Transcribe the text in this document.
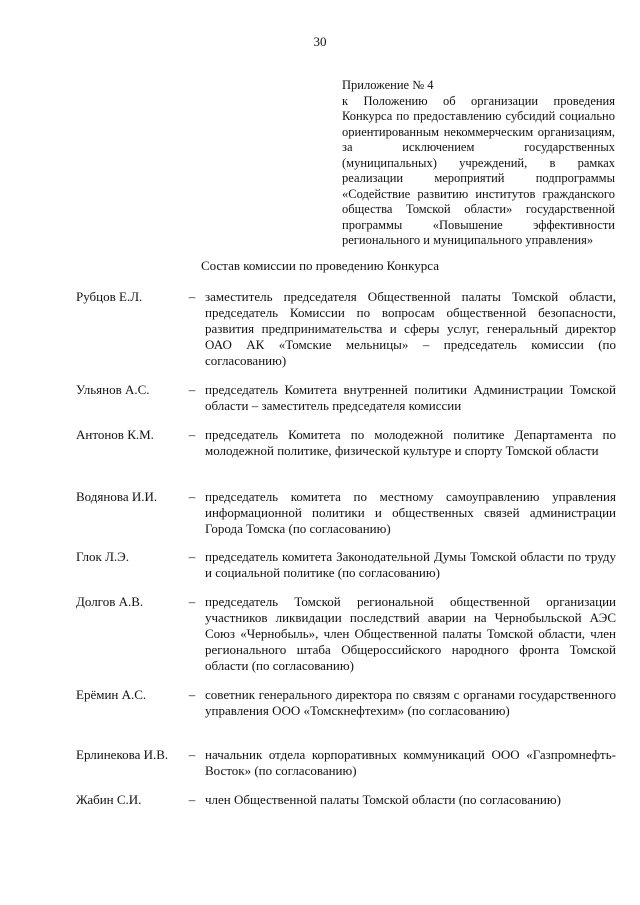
30
Приложение № 4
к Положению об организации проведения Конкурса по предоставлению субсидий социально ориентированным некоммерческим организациям, за исключением государственных (муниципальных) учреждений, в рамках реализации мероприятий подпрограммы «Содействие развитию институтов гражданского общества Томской области» государственной программы «Повышение эффективности регионального и муниципального управления»
Состав комиссии по проведению Конкурса
Рубцов Е.Л.	– заместитель председателя Общественной палаты Томской области, председатель Комиссии по вопросам общественной безопасности, развития предпринимательства и сферы услуг, генеральный директор ОАО АК «Томские мельницы» – председатель комиссии (по согласованию)
Ульянов А.С.	– председатель Комитета внутренней политики Администрации Томской области – заместитель председателя комиссии
Антонов К.М.	– председатель Комитета по молодежной политике Департамента по молодежной политике, физической культуре и спорту Томской области
Водянова И.И.	– председатель комитета по местному самоуправлению управления информационной политики и общественных связей администрации Города Томска (по согласованию)
Глок Л.Э.	– председатель комитета Законодательной Думы Томской области по труду и социальной политике (по согласованию)
Долгов А.В.	– председатель Томской региональной общественной организации участников ликвидации последствий аварии на Чернобыльской АЭС Союз «Чернобыль», член Общественной палаты Томской области, член регионального штаба Общероссийского народного фронта Томской области (по согласованию)
Ерёмин А.С.	– советник генерального директора по связям с органами государственного управления ООО «Томскнефтехим» (по согласованию)
Ерлинекова И.В.	– начальник отдела корпоративных коммуникаций ООО «Газпромнефть-Восток» (по согласованию)
Жабин С.И.	– член Общественной палаты Томской области (по согласованию)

The request
All of the records above must be copied exactly, except for the pictures.

The result
Transcribe the text in this document.
30
Приложение № 4
к Положению об организации проведения Конкурса по предоставлению субсидий социально ориентированным некоммерческим организациям, за исключением государственных (муниципальных) учреждений, в рамках реализации мероприятий подпрограммы «Содействие развитию институтов гражданского общества Томской области» государственной программы «Повышение эффективности регионального и муниципального управления»
Состав комиссии по проведению Конкурса
Рубцов Е.Л.	– заместитель председателя Общественной палаты Томской области, председатель Комиссии по вопросам общественной безопасности, развития предпринимательства и сферы услуг, генеральный директор ОАО АК «Томские мельницы» – председатель комиссии (по согласованию)
Ульянов А.С.	– председатель Комитета внутренней политики Администрации Томской области – заместитель председателя комиссии
Антонов К.М.	– председатель Комитета по молодежной политике Департамента по молодежной политике, физической культуре и спорту Томской области
Водянова И.И.	– председатель комитета по местному самоуправлению управления информационной политики и общественных связей администрации Города Томска (по согласованию)
Глок Л.Э.	– председатель комитета Законодательной Думы Томской области по труду и социальной политике (по согласованию)
Долгов А.В.	– председатель Томской региональной общественной организации участников ликвидации последствий аварии на Чернобыльской АЭС Союз «Чернобыль», член Общественной палаты Томской области, член регионального штаба Общероссийского народного фронта Томской области (по согласованию)
Ерёмин А.С.	– советник генерального директора по связям с органами государственного управления ООО «Томскнефтехим» (по согласованию)
Ерлинекова И.В.	– начальник отдела корпоративных коммуникаций ООО «Газпромнефть-Восток» (по согласованию)
Жабин С.И.	– член Общественной палаты Томской области (по согласованию)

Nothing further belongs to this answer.